**Stated task**
What follows is a block of records; restate each one word for word.

**Provided records**
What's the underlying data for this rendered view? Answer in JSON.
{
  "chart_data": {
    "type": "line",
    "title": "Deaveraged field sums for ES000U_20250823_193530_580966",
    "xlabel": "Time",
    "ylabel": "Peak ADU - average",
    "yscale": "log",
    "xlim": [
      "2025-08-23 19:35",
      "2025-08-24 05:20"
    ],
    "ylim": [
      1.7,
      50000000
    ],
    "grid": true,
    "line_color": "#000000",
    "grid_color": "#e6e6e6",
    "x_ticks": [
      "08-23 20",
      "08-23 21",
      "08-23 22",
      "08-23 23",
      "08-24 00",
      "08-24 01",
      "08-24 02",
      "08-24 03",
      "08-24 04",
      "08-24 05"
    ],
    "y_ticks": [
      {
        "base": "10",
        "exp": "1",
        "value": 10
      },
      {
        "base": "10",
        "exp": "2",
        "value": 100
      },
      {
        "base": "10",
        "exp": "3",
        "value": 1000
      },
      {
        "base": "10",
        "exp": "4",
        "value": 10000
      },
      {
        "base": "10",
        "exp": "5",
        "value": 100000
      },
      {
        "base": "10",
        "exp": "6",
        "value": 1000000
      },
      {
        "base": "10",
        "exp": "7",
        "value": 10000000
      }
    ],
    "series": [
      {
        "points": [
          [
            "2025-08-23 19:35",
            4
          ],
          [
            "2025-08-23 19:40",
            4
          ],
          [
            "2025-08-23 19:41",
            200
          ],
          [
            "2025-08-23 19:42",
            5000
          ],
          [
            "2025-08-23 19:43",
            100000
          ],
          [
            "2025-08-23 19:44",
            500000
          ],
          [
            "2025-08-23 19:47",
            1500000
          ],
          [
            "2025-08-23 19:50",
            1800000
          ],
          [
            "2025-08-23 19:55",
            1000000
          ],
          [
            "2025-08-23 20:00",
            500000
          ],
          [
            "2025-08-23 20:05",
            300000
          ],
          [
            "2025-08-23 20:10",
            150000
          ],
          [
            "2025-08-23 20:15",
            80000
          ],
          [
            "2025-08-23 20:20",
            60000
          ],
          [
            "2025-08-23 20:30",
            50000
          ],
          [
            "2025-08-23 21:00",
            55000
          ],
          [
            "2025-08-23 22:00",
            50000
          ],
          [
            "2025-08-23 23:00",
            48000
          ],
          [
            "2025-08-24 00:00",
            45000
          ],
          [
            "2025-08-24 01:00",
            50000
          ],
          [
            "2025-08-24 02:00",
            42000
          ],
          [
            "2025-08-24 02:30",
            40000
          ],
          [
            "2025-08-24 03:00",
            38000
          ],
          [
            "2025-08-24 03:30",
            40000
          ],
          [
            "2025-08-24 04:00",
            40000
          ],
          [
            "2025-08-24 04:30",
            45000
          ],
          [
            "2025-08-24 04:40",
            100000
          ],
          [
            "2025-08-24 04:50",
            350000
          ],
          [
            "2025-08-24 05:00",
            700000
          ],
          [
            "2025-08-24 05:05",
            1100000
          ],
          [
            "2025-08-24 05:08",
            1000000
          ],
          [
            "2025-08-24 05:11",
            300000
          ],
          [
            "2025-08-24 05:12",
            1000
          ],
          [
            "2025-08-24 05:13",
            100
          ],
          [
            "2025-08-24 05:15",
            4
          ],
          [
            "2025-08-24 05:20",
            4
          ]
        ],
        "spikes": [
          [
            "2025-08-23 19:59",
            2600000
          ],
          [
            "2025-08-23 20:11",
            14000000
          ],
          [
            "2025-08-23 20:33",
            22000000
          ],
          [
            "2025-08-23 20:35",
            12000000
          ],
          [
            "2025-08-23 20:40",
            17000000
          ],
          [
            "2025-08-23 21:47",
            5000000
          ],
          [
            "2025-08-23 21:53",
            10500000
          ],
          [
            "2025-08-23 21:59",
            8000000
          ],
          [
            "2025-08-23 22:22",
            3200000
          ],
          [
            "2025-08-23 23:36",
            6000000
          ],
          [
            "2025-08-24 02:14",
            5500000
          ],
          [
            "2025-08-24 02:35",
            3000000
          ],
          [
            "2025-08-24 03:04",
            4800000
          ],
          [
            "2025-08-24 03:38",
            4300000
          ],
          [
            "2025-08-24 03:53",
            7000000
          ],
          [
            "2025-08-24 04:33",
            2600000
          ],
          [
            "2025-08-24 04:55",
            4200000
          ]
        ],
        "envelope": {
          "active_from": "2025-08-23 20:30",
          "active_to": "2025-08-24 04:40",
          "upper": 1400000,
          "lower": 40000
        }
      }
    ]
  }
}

**Problem solution**
What's the underlying data for this rendered view? Answer in JSON.
{
  "chart_data": {
    "type": "line",
    "title": "Deaveraged field sums for ES000U_20250823_193530_580966",
    "xlabel": "Time",
    "ylabel": "Peak ADU - average",
    "yscale": "log",
    "xlim": [
      "2025-08-23 19:35",
      "2025-08-24 05:20"
    ],
    "ylim": [
      1.7,
      50000000
    ],
    "grid": true,
    "line_color": "#000000",
    "grid_color": "#e6e6e6",
    "x_ticks": [
      "08-23 20",
      "08-23 21",
      "08-23 22",
      "08-23 23",
      "08-24 00",
      "08-24 01",
      "08-24 02",
      "08-24 03",
      "08-24 04",
      "08-24 05"
    ],
    "y_ticks": [
      {
        "base": "10",
        "exp": "1",
        "value": 10
      },
      {
        "base": "10",
        "exp": "2",
        "value": 100
      },
      {
        "base": "10",
        "exp": "3",
        "value": 1000
      },
      {
        "base": "10",
        "exp": "4",
        "value": 10000
      },
      {
        "base": "10",
        "exp": "5",
        "value": 100000
      },
      {
        "base": "10",
        "exp": "6",
        "value": 1000000
      },
      {
        "base": "10",
        "exp": "7",
        "value": 10000000
      }
    ],
    "series": [
      {
        "points": [
          [
            "2025-08-23 19:35",
            4
          ],
          [
            "2025-08-23 19:40",
            4
          ],
          [
            "2025-08-23 19:41",
            200
          ],
          [
            "2025-08-23 19:42",
            5000
          ],
          [
            "2025-08-23 19:43",
            100000
          ],
          [
            "2025-08-23 19:44",
            500000
          ],
          [
            "2025-08-23 19:47",
            1500000
          ],
          [
            "2025-08-23 19:50",
            1800000
          ],
          [
            "2025-08-23 19:55",
            1000000
          ],
          [
            "2025-08-23 20:00",
            500000
          ],
          [
            "2025-08-23 20:05",
            300000
          ],
          [
            "2025-08-23 20:10",
            150000
          ],
          [
            "2025-08-23 20:15",
            80000
          ],
          [
            "2025-08-23 20:20",
            60000
          ],
          [
            "2025-08-23 20:30",
            50000
          ],
          [
            "2025-08-23 21:00",
            55000
          ],
          [
            "2025-08-23 22:00",
            50000
          ],
          [
            "2025-08-23 23:00",
            48000
          ],
          [
            "2025-08-24 00:00",
            45000
          ],
          [
            "2025-08-24 01:00",
            50000
          ],
          [
            "2025-08-24 02:00",
            42000
          ],
          [
            "2025-08-24 02:30",
            40000
          ],
          [
            "2025-08-24 03:00",
            38000
          ],
          [
            "2025-08-24 03:30",
            40000
          ],
          [
            "2025-08-24 04:00",
            40000
          ],
          [
            "2025-08-24 04:30",
            45000
          ],
          [
            "2025-08-24 04:40",
            100000
          ],
          [
            "2025-08-24 04:50",
            350000
          ],
          [
            "2025-08-24 05:00",
            700000
          ],
          [
            "2025-08-24 05:05",
            1100000
          ],
          [
            "2025-08-24 05:08",
            1000000
          ],
          [
            "2025-08-24 05:11",
            300000
          ],
          [
            "2025-08-24 05:12",
            1000
          ],
          [
            "2025-08-24 05:13",
            100
          ],
          [
            "2025-08-24 05:15",
            4
          ],
          [
            "2025-08-24 05:20",
            4
          ]
        ],
        "spikes": [
          [
            "2025-08-23 19:59",
            2600000
          ],
          [
            "2025-08-23 20:11",
            14000000
          ],
          [
            "2025-08-23 20:33",
            22000000
          ],
          [
            "2025-08-23 20:35",
            12000000
          ],
          [
            "2025-08-23 20:40",
            17000000
          ],
          [
            "2025-08-23 21:47",
            5000000
          ],
          [
            "2025-08-23 21:53",
            10500000
          ],
          [
            "2025-08-23 21:59",
            8000000
          ],
          [
            "2025-08-23 22:22",
            3200000
          ],
          [
            "2025-08-23 23:36",
            6000000
          ],
          [
            "2025-08-24 02:14",
            5500000
          ],
          [
            "2025-08-24 02:35",
            3000000
          ],
          [
            "2025-08-24 03:04",
            4800000
          ],
          [
            "2025-08-24 03:38",
            4300000
          ],
          [
            "2025-08-24 03:53",
            7000000
          ],
          [
            "2025-08-24 04:33",
            2600000
          ],
          [
            "2025-08-24 04:55",
            4200000
          ]
        ],
        "envelope": {
          "active_from": "2025-08-23 20:30",
          "active_to": "2025-08-24 04:40",
          "upper": 1400000,
          "lower": 40000
        }
      }
    ]
  }
}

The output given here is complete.